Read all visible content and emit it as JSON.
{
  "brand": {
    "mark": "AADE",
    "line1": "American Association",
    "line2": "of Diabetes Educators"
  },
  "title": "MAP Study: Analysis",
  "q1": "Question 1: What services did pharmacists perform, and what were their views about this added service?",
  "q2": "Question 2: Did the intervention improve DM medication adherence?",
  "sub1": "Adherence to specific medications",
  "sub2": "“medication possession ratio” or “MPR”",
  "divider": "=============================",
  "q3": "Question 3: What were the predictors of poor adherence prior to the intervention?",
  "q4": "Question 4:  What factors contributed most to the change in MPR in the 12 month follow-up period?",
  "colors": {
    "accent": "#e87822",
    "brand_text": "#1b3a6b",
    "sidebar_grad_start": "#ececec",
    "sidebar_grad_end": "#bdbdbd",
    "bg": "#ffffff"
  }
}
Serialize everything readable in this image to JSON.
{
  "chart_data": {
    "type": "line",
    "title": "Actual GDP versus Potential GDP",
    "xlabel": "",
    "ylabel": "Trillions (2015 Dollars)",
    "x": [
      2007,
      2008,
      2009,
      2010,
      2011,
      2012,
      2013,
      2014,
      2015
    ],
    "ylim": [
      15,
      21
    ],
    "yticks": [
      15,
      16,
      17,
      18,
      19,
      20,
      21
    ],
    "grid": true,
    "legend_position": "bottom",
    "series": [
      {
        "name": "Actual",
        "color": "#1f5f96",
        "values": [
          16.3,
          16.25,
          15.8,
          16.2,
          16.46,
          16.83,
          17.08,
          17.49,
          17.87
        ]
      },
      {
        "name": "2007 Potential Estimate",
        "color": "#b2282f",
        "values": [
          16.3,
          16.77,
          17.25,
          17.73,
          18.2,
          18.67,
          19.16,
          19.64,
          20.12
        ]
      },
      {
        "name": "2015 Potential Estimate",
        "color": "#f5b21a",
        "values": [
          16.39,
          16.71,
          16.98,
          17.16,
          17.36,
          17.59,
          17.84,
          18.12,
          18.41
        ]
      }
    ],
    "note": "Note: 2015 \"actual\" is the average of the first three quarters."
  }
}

[THE PROBLEM]: Retype the material in full. Each word must match.

[EXERCISE OUTPUT]:
Read all visible content and emit it as JSON.
{
  "brand": {
    "mark": "AADE",
    "line1": "American Association",
    "line2": "of Diabetes Educators"
  },
  "title": "MAP Study: Analysis",
  "q1": "Question 1: What services did pharmacists perform, and what were their views about this added service?",
  "q2": "Question 2: Did the intervention improve DM medication adherence?",
  "sub1": "Adherence to specific medications",
  "sub2": "“medication possession ratio” or “MPR”",
  "divider": "=============================",
  "q3": "Question 3: What were the predictors of poor adherence prior to the intervention?",
  "q4": "Question 4:  What factors contributed most to the change in MPR in the 12 month follow-up period?",
  "colors": {
    "accent": "#e87822",
    "brand_text": "#1b3a6b",
    "sidebar_grad_start": "#ececec",
    "sidebar_grad_end": "#bdbdbd",
    "bg": "#ffffff"
  }
}
Serialize everything readable in this image to JSON.
{
  "chart_data": {
    "type": "line",
    "title": "Actual GDP versus Potential GDP",
    "xlabel": "",
    "ylabel": "Trillions (2015 Dollars)",
    "x": [
      2007,
      2008,
      2009,
      2010,
      2011,
      2012,
      2013,
      2014,
      2015
    ],
    "ylim": [
      15,
      21
    ],
    "yticks": [
      15,
      16,
      17,
      18,
      19,
      20,
      21
    ],
    "grid": true,
    "legend_position": "bottom",
    "series": [
      {
        "name": "Actual",
        "color": "#1f5f96",
        "values": [
          16.3,
          16.25,
          15.8,
          16.2,
          16.46,
          16.83,
          17.08,
          17.49,
          17.87
        ]
      },
      {
        "name": "2007 Potential Estimate",
        "color": "#b2282f",
        "values": [
          16.3,
          16.77,
          17.25,
          17.73,
          18.2,
          18.67,
          19.16,
          19.64,
          20.12
        ]
      },
      {
        "name": "2015 Potential Estimate",
        "color": "#f5b21a",
        "values": [
          16.39,
          16.71,
          16.98,
          17.16,
          17.36,
          17.59,
          17.84,
          18.12,
          18.41
        ]
      }
    ],
    "note": "Note: 2015 \"actual\" is the average of the first three quarters."
  }
}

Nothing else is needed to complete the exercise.